+++ Source data +++

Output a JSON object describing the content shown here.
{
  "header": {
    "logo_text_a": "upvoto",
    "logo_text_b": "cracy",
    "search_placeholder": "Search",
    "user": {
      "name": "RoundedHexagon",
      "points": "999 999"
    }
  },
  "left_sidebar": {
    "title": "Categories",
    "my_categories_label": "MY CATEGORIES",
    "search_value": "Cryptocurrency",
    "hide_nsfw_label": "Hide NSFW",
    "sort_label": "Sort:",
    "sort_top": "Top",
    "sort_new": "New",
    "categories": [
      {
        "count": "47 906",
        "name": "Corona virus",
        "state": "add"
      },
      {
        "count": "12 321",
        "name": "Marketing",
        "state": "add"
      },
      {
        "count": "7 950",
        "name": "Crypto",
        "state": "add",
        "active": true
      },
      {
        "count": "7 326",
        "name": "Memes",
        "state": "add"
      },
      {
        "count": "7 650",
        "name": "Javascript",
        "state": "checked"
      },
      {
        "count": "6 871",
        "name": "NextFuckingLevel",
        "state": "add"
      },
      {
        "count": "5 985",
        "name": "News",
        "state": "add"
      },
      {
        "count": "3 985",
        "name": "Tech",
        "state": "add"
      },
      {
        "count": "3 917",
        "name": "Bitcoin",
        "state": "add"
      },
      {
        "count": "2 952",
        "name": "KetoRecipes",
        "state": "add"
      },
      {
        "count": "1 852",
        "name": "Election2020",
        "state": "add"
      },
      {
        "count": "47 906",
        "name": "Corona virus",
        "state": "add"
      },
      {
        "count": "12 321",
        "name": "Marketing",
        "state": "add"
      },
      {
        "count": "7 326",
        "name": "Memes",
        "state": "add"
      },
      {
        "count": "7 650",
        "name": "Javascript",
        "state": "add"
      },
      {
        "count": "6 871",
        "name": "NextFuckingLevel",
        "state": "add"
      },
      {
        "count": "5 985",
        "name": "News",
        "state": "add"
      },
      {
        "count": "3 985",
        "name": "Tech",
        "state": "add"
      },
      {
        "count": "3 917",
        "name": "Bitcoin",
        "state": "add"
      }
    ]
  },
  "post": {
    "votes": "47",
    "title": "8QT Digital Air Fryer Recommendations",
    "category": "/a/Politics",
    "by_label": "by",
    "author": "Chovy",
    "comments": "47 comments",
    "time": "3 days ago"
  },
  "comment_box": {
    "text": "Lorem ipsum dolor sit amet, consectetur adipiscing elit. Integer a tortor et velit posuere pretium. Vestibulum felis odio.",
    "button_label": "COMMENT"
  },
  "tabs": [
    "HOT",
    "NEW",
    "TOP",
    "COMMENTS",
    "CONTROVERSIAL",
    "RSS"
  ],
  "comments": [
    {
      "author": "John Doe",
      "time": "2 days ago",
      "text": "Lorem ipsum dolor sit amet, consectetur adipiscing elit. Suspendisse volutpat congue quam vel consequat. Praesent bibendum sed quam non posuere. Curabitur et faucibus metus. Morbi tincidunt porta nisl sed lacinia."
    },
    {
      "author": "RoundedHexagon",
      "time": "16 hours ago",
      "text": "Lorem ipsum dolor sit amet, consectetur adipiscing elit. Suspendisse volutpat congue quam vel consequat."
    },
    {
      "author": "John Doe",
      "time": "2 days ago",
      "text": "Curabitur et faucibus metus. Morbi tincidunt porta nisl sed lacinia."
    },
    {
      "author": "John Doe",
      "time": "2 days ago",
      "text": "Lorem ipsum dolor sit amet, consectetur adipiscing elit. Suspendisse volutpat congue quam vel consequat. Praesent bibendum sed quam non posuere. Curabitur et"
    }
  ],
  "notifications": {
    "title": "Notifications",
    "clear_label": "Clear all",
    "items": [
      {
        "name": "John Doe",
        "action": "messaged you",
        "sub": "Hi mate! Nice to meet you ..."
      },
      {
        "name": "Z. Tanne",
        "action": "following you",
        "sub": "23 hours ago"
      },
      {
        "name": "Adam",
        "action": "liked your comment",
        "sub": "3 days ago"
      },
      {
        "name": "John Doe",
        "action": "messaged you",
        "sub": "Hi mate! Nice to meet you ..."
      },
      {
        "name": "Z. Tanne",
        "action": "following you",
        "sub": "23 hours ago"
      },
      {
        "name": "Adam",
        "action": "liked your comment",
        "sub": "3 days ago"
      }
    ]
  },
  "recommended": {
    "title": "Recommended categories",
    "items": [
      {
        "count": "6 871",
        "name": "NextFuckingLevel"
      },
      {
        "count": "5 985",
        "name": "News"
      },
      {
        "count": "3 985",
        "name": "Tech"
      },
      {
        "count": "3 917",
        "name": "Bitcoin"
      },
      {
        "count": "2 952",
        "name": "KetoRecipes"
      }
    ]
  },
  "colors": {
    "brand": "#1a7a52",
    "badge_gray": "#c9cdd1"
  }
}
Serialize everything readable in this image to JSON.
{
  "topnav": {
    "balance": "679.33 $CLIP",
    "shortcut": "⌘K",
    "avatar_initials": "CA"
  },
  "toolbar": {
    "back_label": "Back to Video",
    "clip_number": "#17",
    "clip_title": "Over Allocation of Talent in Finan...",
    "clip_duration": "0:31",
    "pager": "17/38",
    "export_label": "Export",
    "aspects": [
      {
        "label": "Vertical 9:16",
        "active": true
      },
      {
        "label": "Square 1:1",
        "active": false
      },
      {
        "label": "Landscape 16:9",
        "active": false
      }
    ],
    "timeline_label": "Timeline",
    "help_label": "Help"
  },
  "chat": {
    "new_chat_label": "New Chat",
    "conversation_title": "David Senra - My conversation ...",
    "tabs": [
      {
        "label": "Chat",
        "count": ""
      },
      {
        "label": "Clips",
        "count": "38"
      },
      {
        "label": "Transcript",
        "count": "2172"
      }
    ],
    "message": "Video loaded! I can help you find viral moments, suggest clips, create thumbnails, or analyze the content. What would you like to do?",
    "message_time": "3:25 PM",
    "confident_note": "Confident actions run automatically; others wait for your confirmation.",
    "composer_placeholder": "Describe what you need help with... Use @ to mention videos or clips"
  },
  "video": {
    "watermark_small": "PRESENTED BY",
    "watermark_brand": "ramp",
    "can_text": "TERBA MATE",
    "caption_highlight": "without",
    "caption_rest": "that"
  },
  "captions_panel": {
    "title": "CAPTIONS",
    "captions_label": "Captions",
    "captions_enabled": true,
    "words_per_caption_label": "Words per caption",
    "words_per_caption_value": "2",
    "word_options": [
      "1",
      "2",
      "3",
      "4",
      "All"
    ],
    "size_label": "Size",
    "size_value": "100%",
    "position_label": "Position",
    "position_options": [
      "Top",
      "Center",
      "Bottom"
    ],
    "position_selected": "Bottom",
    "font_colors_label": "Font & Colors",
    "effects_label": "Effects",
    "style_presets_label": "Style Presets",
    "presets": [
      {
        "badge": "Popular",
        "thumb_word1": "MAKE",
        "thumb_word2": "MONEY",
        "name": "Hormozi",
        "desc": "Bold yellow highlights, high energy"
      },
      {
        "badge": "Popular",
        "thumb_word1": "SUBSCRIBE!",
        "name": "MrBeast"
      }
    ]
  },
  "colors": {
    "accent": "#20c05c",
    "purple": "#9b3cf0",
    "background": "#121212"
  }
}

+++

* **Problem statement**:
Only an exact copy of the entries above will do.

* **Exercise answer**:
Output a JSON object describing the content shown here.
{
  "header": {
    "logo_text_a": "upvoto",
    "logo_text_b": "cracy",
    "search_placeholder": "Search",
    "user": {
      "name": "RoundedHexagon",
      "points": "999 999"
    }
  },
  "left_sidebar": {
    "title": "Categories",
    "my_categories_label": "MY CATEGORIES",
    "search_value": "Cryptocurrency",
    "hide_nsfw_label": "Hide NSFW",
    "sort_label": "Sort:",
    "sort_top": "Top",
    "sort_new": "New",
    "categories": [
      {
        "count": "47 906",
        "name": "Corona virus",
        "state": "add"
      },
      {
        "count": "12 321",
        "name": "Marketing",
        "state": "add"
      },
      {
        "count": "7 950",
        "name": "Crypto",
        "state": "add",
        "active": true
      },
      {
        "count": "7 326",
        "name": "Memes",
        "state": "add"
      },
      {
        "count": "7 650",
        "name": "Javascript",
        "state": "checked"
      },
      {
        "count": "6 871",
        "name": "NextFuckingLevel",
        "state": "add"
      },
      {
        "count": "5 985",
        "name": "News",
        "state": "add"
      },
      {
        "count": "3 985",
        "name": "Tech",
        "state": "add"
      },
      {
        "count": "3 917",
        "name": "Bitcoin",
        "state": "add"
      },
      {
        "count": "2 952",
        "name": "KetoRecipes",
        "state": "add"
      },
      {
        "count": "1 852",
        "name": "Election2020",
        "state": "add"
      },
      {
        "count": "47 906",
        "name": "Corona virus",
        "state": "add"
      },
      {
        "count": "12 321",
        "name": "Marketing",
        "state": "add"
      },
      {
        "count": "7 326",
        "name": "Memes",
        "state": "add"
      },
      {
        "count": "7 650",
        "name": "Javascript",
        "state": "add"
      },
      {
        "count": "6 871",
        "name": "NextFuckingLevel",
        "state": "add"
      },
      {
        "count": "5 985",
        "name": "News",
        "state": "add"
      },
      {
        "count": "3 985",
        "name": "Tech",
        "state": "add"
      },
      {
        "count": "3 917",
        "name": "Bitcoin",
        "state": "add"
      }
    ]
  },
  "post": {
    "votes": "47",
    "title": "8QT Digital Air Fryer Recommendations",
    "category": "/a/Politics",
    "by_label": "by",
    "author": "Chovy",
    "comments": "47 comments",
    "time": "3 days ago"
  },
  "comment_box": {
    "text": "Lorem ipsum dolor sit amet, consectetur adipiscing elit. Integer a tortor et velit posuere pretium. Vestibulum felis odio.",
    "button_label": "COMMENT"
  },
  "tabs": [
    "HOT",
    "NEW",
    "TOP",
    "COMMENTS",
    "CONTROVERSIAL",
    "RSS"
  ],
  "comments": [
    {
      "author": "John Doe",
      "time": "2 days ago",
      "text": "Lorem ipsum dolor sit amet, consectetur adipiscing elit. Suspendisse volutpat congue quam vel consequat. Praesent bibendum sed quam non posuere. Curabitur et faucibus metus. Morbi tincidunt porta nisl sed lacinia."
    },
    {
      "author": "RoundedHexagon",
      "time": "16 hours ago",
      "text": "Lorem ipsum dolor sit amet, consectetur adipiscing elit. Suspendisse volutpat congue quam vel consequat."
    },
    {
      "author": "John Doe",
      "time": "2 days ago",
      "text": "Curabitur et faucibus metus. Morbi tincidunt porta nisl sed lacinia."
    },
    {
      "author": "John Doe",
      "time": "2 days ago",
      "text": "Lorem ipsum dolor sit amet, consectetur adipiscing elit. Suspendisse volutpat congue quam vel consequat. Praesent bibendum sed quam non posuere. Curabitur et"
    }
  ],
  "notifications": {
    "title": "Notifications",
    "clear_label": "Clear all",
    "items": [
      {
        "name": "John Doe",
        "action": "messaged you",
        "sub": "Hi mate! Nice to meet you ..."
      },
      {
        "name": "Z. Tanne",
        "action": "following you",
        "sub": "23 hours ago"
      },
      {
        "name": "Adam",
        "action": "liked your comment",
        "sub": "3 days ago"
      },
      {
        "name": "John Doe",
        "action": "messaged you",
        "sub": "Hi mate! Nice to meet you ..."
      },
      {
        "name": "Z. Tanne",
        "action": "following you",
        "sub": "23 hours ago"
      },
      {
        "name": "Adam",
        "action": "liked your comment",
        "sub": "3 days ago"
      }
    ]
  },
  "recommended": {
    "title": "Recommended categories",
    "items": [
      {
        "count": "6 871",
        "name": "NextFuckingLevel"
      },
      {
        "count": "5 985",
        "name": "News"
      },
      {
        "count": "3 985",
        "name": "Tech"
      },
      {
        "count": "3 917",
        "name": "Bitcoin"
      },
      {
        "count": "2 952",
        "name": "KetoRecipes"
      }
    ]
  },
  "colors": {
    "brand": "#1a7a52",
    "badge_gray": "#c9cdd1"
  }
}
Serialize everything readable in this image to JSON.
{
  "topnav": {
    "balance": "679.33 $CLIP",
    "shortcut": "⌘K",
    "avatar_initials": "CA"
  },
  "toolbar": {
    "back_label": "Back to Video",
    "clip_number": "#17",
    "clip_title": "Over Allocation of Talent in Finan...",
    "clip_duration": "0:31",
    "pager": "17/38",
    "export_label": "Export",
    "aspects": [
      {
        "label": "Vertical 9:16",
        "active": true
      },
      {
        "label": "Square 1:1",
        "active": false
      },
      {
        "label": "Landscape 16:9",
        "active": false
      }
    ],
    "timeline_label": "Timeline",
    "help_label": "Help"
  },
  "chat": {
    "new_chat_label": "New Chat",
    "conversation_title": "David Senra - My conversation ...",
    "tabs": [
      {
        "label": "Chat",
        "count": ""
      },
      {
        "label": "Clips",
        "count": "38"
      },
      {
        "label": "Transcript",
        "count": "2172"
      }
    ],
    "message": "Video loaded! I can help you find viral moments, suggest clips, create thumbnails, or analyze the content. What would you like to do?",
    "message_time": "3:25 PM",
    "confident_note": "Confident actions run automatically; others wait for your confirmation.",
    "composer_placeholder": "Describe what you need help with... Use @ to mention videos or clips"
  },
  "video": {
    "watermark_small": "PRESENTED BY",
    "watermark_brand": "ramp",
    "can_text": "TERBA MATE",
    "caption_highlight": "without",
    "caption_rest": "that"
  },
  "captions_panel": {
    "title": "CAPTIONS",
    "captions_label": "Captions",
    "captions_enabled": true,
    "words_per_caption_label": "Words per caption",
    "words_per_caption_value": "2",
    "word_options": [
      "1",
      "2",
      "3",
      "4",
      "All"
    ],
    "size_label": "Size",
    "size_value": "100%",
    "position_label": "Position",
    "position_options": [
      "Top",
      "Center",
      "Bottom"
    ],
    "position_selected": "Bottom",
    "font_colors_label": "Font & Colors",
    "effects_label": "Effects",
    "style_presets_label": "Style Presets",
    "presets": [
      {
        "badge": "Popular",
        "thumb_word1": "MAKE",
        "thumb_word2": "MONEY",
        "name": "Hormozi",
        "desc": "Bold yellow highlights, high energy"
      },
      {
        "badge": "Popular",
        "thumb_word1": "SUBSCRIBE!",
        "name": "MrBeast"
      }
    ]
  },
  "colors": {
    "accent": "#20c05c",
    "purple": "#9b3cf0",
    "background": "#121212"
  }
}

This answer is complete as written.